> **PROBLEM DETAILS**: Search the records below for the word "green". Pull out each line that has it.

> **EXERCISE DATA**:
***

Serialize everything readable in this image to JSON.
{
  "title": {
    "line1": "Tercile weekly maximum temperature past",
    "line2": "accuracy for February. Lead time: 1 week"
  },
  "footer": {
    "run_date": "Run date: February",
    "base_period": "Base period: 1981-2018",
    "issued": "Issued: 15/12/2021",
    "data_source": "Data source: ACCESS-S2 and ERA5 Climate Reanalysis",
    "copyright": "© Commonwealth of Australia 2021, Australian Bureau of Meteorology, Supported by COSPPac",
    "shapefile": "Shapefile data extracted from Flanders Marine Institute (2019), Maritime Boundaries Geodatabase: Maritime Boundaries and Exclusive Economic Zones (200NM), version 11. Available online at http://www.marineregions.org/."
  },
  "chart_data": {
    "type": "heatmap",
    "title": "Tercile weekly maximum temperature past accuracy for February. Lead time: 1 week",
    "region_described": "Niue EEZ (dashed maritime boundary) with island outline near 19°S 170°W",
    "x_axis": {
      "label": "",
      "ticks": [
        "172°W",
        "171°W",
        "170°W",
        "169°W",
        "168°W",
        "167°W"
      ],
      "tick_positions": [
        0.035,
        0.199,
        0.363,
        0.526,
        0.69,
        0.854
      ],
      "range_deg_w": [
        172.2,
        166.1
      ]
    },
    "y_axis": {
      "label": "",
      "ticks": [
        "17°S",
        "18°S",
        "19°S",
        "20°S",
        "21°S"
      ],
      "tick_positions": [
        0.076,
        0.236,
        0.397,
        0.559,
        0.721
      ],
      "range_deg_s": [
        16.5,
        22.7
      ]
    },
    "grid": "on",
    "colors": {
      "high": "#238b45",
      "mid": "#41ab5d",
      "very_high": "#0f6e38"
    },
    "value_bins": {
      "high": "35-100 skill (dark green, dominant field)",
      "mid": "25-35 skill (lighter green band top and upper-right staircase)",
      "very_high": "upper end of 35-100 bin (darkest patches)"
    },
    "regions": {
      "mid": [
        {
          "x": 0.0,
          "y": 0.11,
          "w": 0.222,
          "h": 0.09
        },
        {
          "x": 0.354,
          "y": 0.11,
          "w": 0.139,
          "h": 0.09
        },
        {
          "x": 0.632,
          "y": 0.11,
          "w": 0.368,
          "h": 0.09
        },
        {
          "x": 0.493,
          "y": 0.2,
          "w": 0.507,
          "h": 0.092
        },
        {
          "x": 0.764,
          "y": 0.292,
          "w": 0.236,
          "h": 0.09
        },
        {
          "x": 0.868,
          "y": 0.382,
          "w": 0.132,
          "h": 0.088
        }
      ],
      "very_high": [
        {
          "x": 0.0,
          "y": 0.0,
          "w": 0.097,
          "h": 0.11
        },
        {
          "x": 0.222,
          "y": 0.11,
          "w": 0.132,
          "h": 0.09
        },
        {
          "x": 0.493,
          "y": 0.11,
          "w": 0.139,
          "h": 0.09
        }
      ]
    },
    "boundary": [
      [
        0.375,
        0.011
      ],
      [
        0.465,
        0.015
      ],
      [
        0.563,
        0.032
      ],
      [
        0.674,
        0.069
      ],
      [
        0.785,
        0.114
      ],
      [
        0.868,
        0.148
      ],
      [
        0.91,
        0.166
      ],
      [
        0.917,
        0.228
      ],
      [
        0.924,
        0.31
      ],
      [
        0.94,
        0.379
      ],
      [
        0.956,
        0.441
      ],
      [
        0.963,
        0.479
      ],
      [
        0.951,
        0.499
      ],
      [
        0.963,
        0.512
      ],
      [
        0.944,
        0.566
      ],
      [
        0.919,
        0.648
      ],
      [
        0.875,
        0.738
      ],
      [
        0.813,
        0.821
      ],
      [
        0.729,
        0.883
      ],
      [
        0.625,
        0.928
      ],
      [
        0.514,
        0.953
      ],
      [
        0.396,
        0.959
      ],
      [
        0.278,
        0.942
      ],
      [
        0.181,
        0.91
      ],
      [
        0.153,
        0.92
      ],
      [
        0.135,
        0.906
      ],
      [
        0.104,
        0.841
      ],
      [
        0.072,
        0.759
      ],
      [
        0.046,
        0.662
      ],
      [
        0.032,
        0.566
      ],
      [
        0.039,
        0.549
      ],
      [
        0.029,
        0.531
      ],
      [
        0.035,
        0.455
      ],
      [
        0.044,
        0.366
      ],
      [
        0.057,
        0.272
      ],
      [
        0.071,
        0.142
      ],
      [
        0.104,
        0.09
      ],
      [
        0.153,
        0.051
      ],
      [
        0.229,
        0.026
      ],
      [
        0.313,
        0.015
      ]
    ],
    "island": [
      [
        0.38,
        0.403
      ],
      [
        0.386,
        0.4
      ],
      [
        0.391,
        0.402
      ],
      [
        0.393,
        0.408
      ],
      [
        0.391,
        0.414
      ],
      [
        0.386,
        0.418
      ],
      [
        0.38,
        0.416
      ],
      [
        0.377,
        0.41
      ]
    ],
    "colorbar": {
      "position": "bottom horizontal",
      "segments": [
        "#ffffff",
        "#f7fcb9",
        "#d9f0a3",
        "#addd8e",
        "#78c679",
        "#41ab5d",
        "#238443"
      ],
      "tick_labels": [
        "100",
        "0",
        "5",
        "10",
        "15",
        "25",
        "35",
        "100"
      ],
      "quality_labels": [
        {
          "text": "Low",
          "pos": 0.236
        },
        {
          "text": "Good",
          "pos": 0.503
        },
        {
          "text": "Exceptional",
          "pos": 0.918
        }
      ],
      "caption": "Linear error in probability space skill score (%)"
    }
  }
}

***

> **FINAL RESULT**:
      "high": "35-100 skill (dark green, dominant field)",
      "mid": "25-35 skill (lighter green band top and upper-right staircase)",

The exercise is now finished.